— Begin —

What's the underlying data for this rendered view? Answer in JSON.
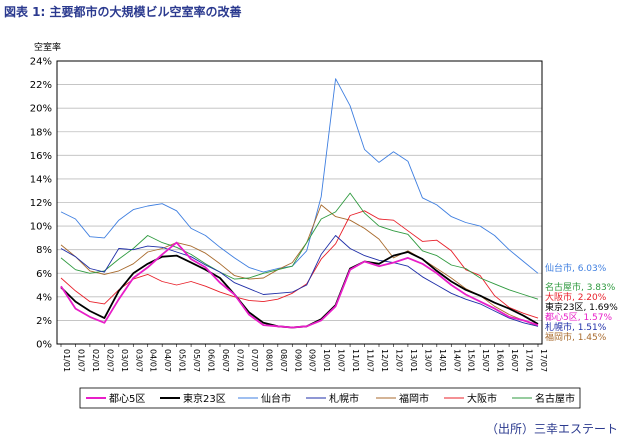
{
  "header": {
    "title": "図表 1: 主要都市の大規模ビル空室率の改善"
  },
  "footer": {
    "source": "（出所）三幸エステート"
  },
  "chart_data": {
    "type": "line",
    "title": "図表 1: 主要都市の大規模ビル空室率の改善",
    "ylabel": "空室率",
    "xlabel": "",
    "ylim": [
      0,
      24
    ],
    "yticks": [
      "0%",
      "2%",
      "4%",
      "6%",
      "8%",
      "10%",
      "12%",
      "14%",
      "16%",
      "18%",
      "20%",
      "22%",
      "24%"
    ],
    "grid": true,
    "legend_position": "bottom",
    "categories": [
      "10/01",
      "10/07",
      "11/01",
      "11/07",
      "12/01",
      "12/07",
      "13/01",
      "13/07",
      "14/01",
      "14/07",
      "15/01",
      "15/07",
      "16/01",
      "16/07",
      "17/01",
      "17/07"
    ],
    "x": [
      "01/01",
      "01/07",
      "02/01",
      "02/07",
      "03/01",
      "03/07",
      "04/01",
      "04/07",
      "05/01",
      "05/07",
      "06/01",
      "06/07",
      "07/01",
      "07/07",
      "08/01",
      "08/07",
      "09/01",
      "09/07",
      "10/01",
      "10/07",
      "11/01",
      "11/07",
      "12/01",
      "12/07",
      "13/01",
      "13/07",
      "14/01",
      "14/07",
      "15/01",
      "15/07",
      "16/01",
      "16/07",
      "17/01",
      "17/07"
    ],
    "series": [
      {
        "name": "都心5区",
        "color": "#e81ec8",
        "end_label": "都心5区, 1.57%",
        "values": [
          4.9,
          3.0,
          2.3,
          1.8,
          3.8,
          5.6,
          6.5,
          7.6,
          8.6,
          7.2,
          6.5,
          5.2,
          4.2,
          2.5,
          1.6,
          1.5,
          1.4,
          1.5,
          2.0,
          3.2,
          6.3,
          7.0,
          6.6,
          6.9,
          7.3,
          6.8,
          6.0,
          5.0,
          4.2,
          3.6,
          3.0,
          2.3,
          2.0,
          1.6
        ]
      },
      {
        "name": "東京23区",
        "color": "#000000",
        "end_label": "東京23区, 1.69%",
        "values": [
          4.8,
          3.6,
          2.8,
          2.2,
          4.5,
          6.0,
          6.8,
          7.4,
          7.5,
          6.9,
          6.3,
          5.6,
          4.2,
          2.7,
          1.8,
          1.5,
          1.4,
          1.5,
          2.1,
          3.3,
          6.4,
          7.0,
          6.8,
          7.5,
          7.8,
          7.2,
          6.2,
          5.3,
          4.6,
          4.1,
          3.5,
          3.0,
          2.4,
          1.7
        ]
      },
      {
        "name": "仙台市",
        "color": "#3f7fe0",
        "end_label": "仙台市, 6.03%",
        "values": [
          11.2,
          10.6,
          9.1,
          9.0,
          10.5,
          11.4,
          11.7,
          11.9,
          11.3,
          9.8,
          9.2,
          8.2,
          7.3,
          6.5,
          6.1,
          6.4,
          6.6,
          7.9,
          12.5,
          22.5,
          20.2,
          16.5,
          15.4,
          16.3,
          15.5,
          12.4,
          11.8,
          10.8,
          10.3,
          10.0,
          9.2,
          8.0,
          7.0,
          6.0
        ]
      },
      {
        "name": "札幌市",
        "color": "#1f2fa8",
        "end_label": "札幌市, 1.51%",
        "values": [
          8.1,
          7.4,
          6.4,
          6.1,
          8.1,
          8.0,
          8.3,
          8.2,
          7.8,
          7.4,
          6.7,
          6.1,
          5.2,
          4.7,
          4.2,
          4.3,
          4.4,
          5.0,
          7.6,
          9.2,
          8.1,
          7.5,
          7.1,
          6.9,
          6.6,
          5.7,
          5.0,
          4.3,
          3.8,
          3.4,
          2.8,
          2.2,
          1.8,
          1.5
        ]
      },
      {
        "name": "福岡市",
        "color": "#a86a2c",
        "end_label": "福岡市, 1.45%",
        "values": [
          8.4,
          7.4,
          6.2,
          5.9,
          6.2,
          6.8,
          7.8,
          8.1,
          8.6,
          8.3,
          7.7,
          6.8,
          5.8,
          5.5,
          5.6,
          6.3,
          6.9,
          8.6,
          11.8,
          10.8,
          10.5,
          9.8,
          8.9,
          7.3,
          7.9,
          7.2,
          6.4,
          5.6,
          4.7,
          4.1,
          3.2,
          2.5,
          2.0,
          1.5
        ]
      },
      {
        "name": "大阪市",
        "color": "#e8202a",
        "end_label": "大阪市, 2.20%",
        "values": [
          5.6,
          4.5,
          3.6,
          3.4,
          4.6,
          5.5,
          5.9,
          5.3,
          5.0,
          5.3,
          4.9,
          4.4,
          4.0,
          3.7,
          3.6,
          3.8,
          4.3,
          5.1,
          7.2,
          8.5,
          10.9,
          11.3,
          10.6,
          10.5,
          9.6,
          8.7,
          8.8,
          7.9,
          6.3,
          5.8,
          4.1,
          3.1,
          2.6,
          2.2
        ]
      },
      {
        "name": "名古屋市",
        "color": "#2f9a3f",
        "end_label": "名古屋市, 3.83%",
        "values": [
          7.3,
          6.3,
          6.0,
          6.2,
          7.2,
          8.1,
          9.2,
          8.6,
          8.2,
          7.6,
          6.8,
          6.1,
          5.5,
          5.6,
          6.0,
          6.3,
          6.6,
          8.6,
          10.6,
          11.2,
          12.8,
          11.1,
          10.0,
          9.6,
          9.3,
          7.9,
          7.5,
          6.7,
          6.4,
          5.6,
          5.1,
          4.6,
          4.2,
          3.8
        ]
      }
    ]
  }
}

— End —

== EXERCISE AIM ==
Write out each line of the data that holds the string "name".

== OUTPUT FOR THIS TASK ==
        "name": "都心5区",
        "name": "東京23区",
        "name": "仙台市",
        "name": "札幌市",
        "name": "福岡市",
        "name": "大阪市",
        "name": "名古屋市",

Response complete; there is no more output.